### Problem to work on
Copy every record word for word.
[BEGIN]
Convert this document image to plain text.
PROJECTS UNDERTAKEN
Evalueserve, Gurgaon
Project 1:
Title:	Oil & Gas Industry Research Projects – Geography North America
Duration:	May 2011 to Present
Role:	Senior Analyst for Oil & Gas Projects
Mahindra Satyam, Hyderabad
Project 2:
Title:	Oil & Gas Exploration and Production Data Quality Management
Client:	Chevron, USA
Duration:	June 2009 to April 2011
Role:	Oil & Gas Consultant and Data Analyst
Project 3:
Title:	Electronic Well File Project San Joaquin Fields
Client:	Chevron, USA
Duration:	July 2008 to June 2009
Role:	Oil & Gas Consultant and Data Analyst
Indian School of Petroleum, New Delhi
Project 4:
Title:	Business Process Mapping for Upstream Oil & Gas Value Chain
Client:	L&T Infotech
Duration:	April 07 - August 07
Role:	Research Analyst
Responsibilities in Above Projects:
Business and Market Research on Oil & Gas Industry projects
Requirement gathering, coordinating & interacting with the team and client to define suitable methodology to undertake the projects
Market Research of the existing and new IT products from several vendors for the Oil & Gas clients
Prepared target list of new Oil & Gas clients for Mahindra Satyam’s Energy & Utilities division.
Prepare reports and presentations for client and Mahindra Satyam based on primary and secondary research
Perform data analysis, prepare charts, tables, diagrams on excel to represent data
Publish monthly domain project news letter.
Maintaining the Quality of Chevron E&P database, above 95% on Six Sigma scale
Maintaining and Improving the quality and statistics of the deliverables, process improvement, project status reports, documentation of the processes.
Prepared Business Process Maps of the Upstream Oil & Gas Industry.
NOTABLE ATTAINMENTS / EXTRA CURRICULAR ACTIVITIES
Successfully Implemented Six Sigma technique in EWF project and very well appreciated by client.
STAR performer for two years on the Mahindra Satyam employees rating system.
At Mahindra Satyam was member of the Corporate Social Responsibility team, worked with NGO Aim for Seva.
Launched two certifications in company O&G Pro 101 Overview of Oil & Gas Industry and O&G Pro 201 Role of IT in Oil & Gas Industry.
[END]
### Final result
Convert this document image to plain text.
PROJECTS UNDERTAKEN
Evalueserve, Gurgaon
Project 1:
Title:	Oil & Gas Industry Research Projects – Geography North America
Duration:	May 2011 to Present
Role:	Senior Analyst for Oil & Gas Projects
Mahindra Satyam, Hyderabad
Project 2:
Title:	Oil & Gas Exploration and Production Data Quality Management
Client:	Chevron, USA
Duration:	June 2009 to April 2011
Role:	Oil & Gas Consultant and Data Analyst
Project 3:
Title:	Electronic Well File Project San Joaquin Fields
Client:	Chevron, USA
Duration:	July 2008 to June 2009
Role:	Oil & Gas Consultant and Data Analyst
Indian School of Petroleum, New Delhi
Project 4:
Title:	Business Process Mapping for Upstream Oil & Gas Value Chain
Client:	L&T Infotech
Duration:	April 07 - August 07
Role:	Research Analyst
Responsibilities in Above Projects:
Business and Market Research on Oil & Gas Industry projects
Requirement gathering, coordinating & interacting with the team and client to define suitable methodology to undertake the projects
Market Research of the existing and new IT products from several vendors for the Oil & Gas clients
Prepared target list of new Oil & Gas clients for Mahindra Satyam’s Energy & Utilities division.
Prepare reports and presentations for client and Mahindra Satyam based on primary and secondary research
Perform data analysis, prepare charts, tables, diagrams on excel to represent data
Publish monthly domain project news letter.
Maintaining the Quality of Chevron E&P database, above 95% on Six Sigma scale
Maintaining and Improving the quality and statistics of the deliverables, process improvement, project status reports, documentation of the processes.
Prepared Business Process Maps of the Upstream Oil & Gas Industry.
NOTABLE ATTAINMENTS / EXTRA CURRICULAR ACTIVITIES
Successfully Implemented Six Sigma technique in EWF project and very well appreciated by client.
STAR performer for two years on the Mahindra Satyam employees rating system.
At Mahindra Satyam was member of the Corporate Social Responsibility team, worked with NGO Aim for Seva.
Launched two certifications in company O&G Pro 101 Overview of Oil & Gas Industry and O&G Pro 201 Role of IT in Oil & Gas Industry.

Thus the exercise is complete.